**** Records for this task ****

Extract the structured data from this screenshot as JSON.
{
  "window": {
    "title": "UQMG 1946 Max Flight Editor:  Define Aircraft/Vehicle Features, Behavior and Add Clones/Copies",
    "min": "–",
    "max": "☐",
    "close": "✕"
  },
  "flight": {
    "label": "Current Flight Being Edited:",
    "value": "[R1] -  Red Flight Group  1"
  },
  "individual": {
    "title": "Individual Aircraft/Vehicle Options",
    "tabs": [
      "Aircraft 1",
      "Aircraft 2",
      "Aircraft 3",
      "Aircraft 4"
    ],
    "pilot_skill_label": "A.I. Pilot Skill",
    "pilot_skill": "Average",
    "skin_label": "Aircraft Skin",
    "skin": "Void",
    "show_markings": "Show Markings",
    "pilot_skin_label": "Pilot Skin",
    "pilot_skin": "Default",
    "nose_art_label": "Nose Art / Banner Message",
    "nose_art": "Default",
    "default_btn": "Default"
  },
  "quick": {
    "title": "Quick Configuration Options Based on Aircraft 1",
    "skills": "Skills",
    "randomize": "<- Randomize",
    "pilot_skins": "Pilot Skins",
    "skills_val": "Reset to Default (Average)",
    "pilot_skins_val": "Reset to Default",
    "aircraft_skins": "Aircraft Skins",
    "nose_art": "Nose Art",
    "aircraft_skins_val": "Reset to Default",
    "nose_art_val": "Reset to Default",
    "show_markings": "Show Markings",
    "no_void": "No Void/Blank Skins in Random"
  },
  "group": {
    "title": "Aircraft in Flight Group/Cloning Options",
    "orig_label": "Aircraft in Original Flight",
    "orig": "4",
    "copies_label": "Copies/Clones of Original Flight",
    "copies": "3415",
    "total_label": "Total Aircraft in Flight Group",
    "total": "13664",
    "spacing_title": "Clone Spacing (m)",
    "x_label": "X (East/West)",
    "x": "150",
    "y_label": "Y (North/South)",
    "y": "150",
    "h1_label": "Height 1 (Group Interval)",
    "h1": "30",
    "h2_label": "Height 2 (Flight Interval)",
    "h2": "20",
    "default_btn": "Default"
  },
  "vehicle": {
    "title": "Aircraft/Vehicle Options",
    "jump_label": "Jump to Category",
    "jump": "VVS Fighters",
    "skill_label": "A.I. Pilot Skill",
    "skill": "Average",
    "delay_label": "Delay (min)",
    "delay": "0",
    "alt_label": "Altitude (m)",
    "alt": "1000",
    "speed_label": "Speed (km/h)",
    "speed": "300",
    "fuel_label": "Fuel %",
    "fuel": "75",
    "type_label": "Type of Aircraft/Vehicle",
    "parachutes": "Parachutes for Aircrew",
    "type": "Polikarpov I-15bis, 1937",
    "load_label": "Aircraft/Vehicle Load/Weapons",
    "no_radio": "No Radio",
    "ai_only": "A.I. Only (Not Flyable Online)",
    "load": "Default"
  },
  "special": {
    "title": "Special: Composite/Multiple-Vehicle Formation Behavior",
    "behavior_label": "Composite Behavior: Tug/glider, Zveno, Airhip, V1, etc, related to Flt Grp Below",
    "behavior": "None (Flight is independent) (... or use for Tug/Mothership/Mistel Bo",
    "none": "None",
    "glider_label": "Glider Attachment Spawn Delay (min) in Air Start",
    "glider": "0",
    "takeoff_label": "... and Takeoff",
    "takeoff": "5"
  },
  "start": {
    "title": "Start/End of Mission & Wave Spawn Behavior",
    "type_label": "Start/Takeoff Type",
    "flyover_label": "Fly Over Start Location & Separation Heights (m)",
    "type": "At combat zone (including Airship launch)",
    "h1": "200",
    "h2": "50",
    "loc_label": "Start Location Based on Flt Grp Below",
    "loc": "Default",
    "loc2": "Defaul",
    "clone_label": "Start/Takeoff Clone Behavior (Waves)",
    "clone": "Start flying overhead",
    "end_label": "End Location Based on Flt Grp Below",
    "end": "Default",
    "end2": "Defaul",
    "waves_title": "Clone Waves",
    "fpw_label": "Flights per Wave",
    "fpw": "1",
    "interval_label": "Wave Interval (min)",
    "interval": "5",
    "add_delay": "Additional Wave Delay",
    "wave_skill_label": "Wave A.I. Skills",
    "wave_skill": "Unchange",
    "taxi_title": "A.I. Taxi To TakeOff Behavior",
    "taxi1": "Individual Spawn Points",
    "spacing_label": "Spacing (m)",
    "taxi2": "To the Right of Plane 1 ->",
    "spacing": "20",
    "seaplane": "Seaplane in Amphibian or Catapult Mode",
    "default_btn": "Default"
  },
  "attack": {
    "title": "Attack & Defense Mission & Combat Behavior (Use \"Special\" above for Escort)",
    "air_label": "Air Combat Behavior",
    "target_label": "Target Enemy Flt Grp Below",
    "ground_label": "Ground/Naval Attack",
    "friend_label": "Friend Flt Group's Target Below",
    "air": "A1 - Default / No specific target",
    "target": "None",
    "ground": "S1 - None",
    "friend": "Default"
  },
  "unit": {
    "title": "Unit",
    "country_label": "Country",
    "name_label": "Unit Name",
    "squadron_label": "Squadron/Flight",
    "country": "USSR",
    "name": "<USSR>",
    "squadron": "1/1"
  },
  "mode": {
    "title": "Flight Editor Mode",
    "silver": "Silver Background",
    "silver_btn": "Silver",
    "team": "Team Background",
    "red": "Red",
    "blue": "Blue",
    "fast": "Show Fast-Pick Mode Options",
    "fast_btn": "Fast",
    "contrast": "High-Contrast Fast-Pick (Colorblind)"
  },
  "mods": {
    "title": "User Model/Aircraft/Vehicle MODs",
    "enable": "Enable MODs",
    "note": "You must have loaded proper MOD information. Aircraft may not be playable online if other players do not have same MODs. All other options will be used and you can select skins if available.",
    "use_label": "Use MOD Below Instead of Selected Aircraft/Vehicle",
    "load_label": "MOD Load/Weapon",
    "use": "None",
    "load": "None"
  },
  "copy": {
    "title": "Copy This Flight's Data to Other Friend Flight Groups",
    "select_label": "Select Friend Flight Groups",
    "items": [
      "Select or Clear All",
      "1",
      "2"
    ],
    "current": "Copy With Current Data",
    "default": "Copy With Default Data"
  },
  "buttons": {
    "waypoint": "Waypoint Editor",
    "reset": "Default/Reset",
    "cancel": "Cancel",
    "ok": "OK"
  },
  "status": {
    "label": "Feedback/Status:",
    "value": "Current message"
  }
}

****

Look for "Fast" and pull out every line that has it.

[Correct answer]:
    "fast": "Show Fast-Pick Mode Options",
    "fast_btn": "Fast",
    "contrast": "High-Contrast Fast-Pick (Colorblind)"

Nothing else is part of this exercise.